+++ Task material
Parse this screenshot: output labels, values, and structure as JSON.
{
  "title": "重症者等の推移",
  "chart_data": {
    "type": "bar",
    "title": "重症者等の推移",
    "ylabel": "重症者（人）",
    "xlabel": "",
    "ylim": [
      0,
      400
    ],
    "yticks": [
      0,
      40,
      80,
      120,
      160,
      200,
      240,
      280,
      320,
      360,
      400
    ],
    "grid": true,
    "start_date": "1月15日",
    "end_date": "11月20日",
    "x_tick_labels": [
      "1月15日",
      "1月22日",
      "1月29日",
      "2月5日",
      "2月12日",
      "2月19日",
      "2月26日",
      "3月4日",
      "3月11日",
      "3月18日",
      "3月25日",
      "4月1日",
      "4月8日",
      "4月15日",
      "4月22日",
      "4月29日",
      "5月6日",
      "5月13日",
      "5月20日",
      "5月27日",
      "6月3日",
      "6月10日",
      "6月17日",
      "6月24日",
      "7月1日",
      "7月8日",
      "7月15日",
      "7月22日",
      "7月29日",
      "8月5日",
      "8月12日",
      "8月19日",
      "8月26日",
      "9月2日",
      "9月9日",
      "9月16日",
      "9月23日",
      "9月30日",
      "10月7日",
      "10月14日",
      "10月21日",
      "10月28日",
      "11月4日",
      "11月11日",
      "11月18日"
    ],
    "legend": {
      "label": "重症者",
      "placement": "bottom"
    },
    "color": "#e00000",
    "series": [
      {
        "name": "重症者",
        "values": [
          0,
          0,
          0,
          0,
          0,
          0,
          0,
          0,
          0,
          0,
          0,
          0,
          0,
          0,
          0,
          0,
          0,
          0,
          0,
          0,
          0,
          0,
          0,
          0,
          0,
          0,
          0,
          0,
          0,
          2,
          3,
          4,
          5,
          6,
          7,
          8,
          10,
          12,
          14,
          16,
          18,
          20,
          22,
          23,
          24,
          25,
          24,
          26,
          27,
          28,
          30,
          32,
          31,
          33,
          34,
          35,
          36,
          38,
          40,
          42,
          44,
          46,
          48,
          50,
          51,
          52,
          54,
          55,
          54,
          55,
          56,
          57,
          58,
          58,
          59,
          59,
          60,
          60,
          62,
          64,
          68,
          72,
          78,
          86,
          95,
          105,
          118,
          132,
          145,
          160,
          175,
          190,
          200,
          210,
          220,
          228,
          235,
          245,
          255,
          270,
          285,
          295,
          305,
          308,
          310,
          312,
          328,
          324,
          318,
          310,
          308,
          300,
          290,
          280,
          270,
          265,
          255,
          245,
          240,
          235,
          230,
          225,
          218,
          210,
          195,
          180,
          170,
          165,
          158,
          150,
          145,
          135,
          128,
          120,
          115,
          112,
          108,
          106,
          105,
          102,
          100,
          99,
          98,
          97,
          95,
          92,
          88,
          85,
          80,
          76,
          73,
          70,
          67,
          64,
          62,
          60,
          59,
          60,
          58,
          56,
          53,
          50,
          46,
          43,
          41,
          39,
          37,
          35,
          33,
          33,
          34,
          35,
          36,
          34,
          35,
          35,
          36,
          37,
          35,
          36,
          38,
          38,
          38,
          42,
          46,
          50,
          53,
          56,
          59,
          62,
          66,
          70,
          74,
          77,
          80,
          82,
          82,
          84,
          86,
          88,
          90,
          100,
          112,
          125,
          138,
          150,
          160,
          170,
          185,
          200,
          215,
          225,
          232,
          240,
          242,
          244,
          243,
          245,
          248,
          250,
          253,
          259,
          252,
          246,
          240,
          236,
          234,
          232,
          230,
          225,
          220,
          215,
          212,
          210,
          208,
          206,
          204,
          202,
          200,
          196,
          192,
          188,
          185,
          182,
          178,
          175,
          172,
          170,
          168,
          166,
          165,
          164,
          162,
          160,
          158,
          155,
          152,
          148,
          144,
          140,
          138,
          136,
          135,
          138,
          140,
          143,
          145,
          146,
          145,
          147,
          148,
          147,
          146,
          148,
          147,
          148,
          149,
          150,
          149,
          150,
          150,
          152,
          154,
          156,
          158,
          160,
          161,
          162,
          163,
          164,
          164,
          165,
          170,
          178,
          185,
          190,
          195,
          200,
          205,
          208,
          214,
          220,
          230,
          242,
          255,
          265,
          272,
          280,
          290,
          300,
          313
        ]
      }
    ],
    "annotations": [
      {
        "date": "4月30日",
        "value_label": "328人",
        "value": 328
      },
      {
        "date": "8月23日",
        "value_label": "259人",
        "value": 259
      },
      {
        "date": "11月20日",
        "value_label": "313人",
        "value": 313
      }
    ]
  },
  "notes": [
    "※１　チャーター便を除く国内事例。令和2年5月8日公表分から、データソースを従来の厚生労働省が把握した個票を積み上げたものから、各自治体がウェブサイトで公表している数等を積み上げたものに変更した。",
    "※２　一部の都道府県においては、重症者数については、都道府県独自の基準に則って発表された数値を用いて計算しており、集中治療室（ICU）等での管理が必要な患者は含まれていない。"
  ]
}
++++++
To be done: Find the lines of the material that hold the word "values" and report their count alone.

Completed task: 2